[INPUT MATERIAL]
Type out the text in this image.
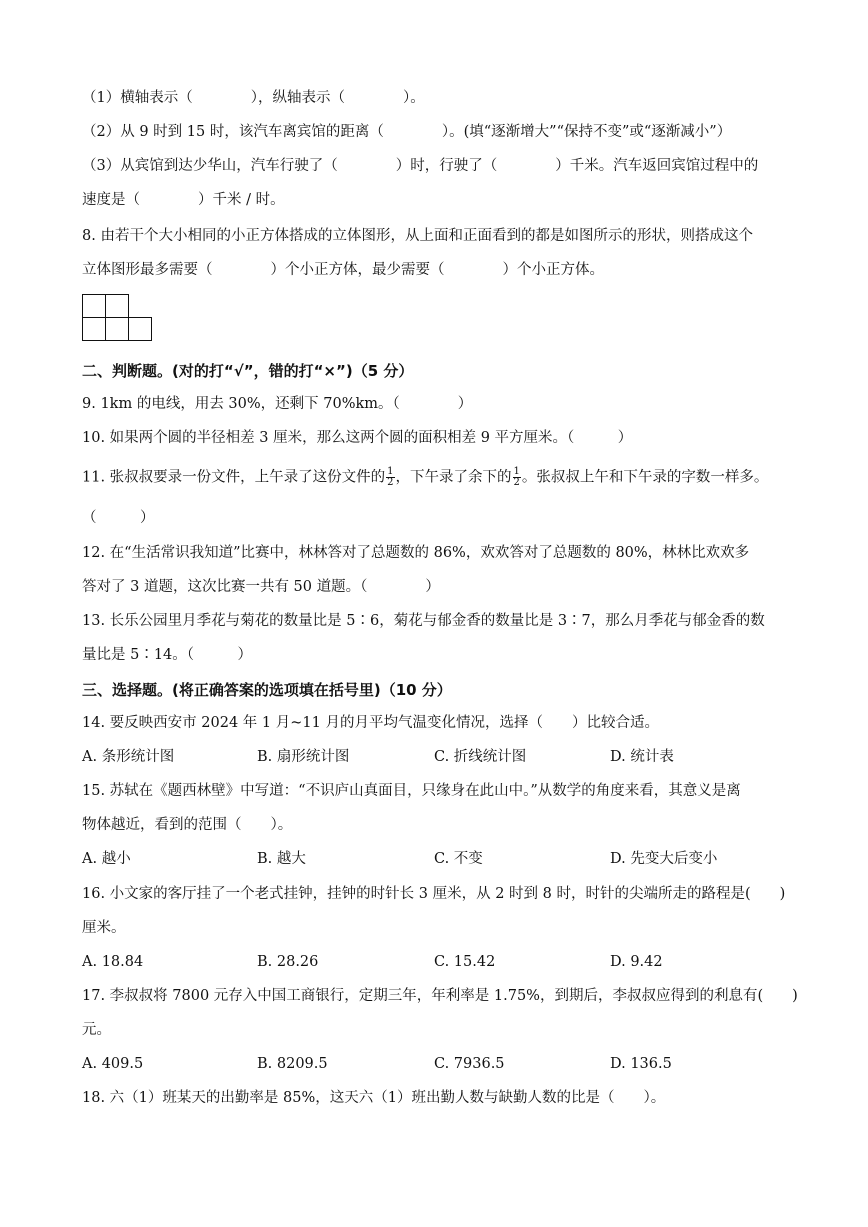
（1）横轴表示（　　　　），纵轴表示（　　　　）。
（2）从 9 时到 15 时，该汽车离宾馆的距离（　　　　）。(填“逐渐增大”“保持不变”或“逐渐减小”）
（3）从宾馆到达少华山，汽车行驶了（　　　　）时，行驶了（　　　　）千米。汽车返回宾馆过程中的
速度是（　　　　）千米 / 时。
8. 由若干个大小相同的小正方体搭成的立体图形，从上面和正面看到的都是如图所示的形状，则搭成这个
立体图形最多需要（　　　　）个小正方体，最少需要（　　　　）个小正方体。
二、判断题。(对的打“√”，错的打“×”)（5 分）
9. 1km 的电线，用去 30%，还剩下 70%km。（　　　　）
10. 如果两个圆的半径相差 3 厘米，那么这两个圆的面积相差 9 平方厘米。（　　　）
11. 张叔叔要录一份文件，上午录了这份文件的 $\frac{1}{2}$ ，下午录了余下的 $\frac{1}{2}$ 。张叔叔上午和下午录的字数一样多。
（　　　）
12. 在“生活常识我知道”比赛中，林林答对了总题数的 86%，欢欢答对了总题数的 80%，林林比欢欢多
答对了 3 道题，这次比赛一共有 50 道题。（　　　　）
13. 长乐公园里月季花与菊花的数量比是 5∶6，菊花与郁金香的数量比是 3∶7，那么月季花与郁金香的数
量比是 5∶14。（　　　）
三、选择题。(将正确答案的选项填在括号里)（10 分）
14. 要反映西安市 2024 年 1 月~11 月的月平均气温变化情况，选择（　　）比较合适。
A. 条形统计图	B. 扇形统计图	C. 折线统计图	D. 统计表
15. 苏轼在《题西林壁》中写道：“不识庐山真面目，只缘身在此山中。”从数学的角度来看，其意义是离
物体越近，看到的范围（　　）。
A. 越小	B. 越大	C. 不变	D. 先变大后变小
16. 小文家的客厅挂了一个老式挂钟，挂钟的时针长 3 厘米，从 2 时到 8 时，时针的尖端所走的路程是(　　)
厘米。
A. 18.84	B. 28.26	C. 15.42	D. 9.42
17. 李叔叔将 7800 元存入中国工商银行，定期三年，年利率是 1.75%，到期后，李叔叔应得到的利息有(　　)
元。
A. 409.5	B. 8209.5	C. 7936.5	D. 136.5
18. 六（1）班某天的出勤率是 85%，这天六（1）班出勤人数与缺勤人数的比是（　　）。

[YOUR TASK]
Drop the images and quote the entries word for word.

[ANSWER FOR THIS EXERCISE]
Type out the text in this image.
（1）横轴表示（　　　　），纵轴表示（　　　　）。
（2）从 9 时到 15 时，该汽车离宾馆的距离（　　　　）。(填“逐渐增大”“保持不变”或“逐渐减小”）
（3）从宾馆到达少华山，汽车行驶了（　　　　）时，行驶了（　　　　）千米。汽车返回宾馆过程中的
速度是（　　　　）千米 / 时。
8. 由若干个大小相同的小正方体搭成的立体图形，从上面和正面看到的都是如图所示的形状，则搭成这个
立体图形最多需要（　　　　）个小正方体，最少需要（　　　　）个小正方体。
二、判断题。(对的打“√”，错的打“×”)（5 分）
9. 1km 的电线，用去 30%，还剩下 70%km。（　　　　）
10. 如果两个圆的半径相差 3 厘米，那么这两个圆的面积相差 9 平方厘米。（　　　）
11. 张叔叔要录一份文件，上午录了这份文件的 $\frac{1}{2}$ ，下午录了余下的 $\frac{1}{2}$ 。张叔叔上午和下午录的字数一样多。
（　　　）
12. 在“生活常识我知道”比赛中，林林答对了总题数的 86%，欢欢答对了总题数的 80%，林林比欢欢多
答对了 3 道题，这次比赛一共有 50 道题。（　　　　）
13. 长乐公园里月季花与菊花的数量比是 5∶6，菊花与郁金香的数量比是 3∶7，那么月季花与郁金香的数
量比是 5∶14。（　　　）
三、选择题。(将正确答案的选项填在括号里)（10 分）
14. 要反映西安市 2024 年 1 月~11 月的月平均气温变化情况，选择（　　）比较合适。
A. 条形统计图	B. 扇形统计图	C. 折线统计图	D. 统计表
15. 苏轼在《题西林壁》中写道：“不识庐山真面目，只缘身在此山中。”从数学的角度来看，其意义是离
物体越近，看到的范围（　　）。
A. 越小	B. 越大	C. 不变	D. 先变大后变小
16. 小文家的客厅挂了一个老式挂钟，挂钟的时针长 3 厘米，从 2 时到 8 时，时针的尖端所走的路程是(　　)
厘米。
A. 18.84	B. 28.26	C. 15.42	D. 9.42
17. 李叔叔将 7800 元存入中国工商银行，定期三年，年利率是 1.75%，到期后，李叔叔应得到的利息有(　　)
元。
A. 409.5	B. 8209.5	C. 7936.5	D. 136.5
18. 六（1）班某天的出勤率是 85%，这天六（1）班出勤人数与缺勤人数的比是（　　）。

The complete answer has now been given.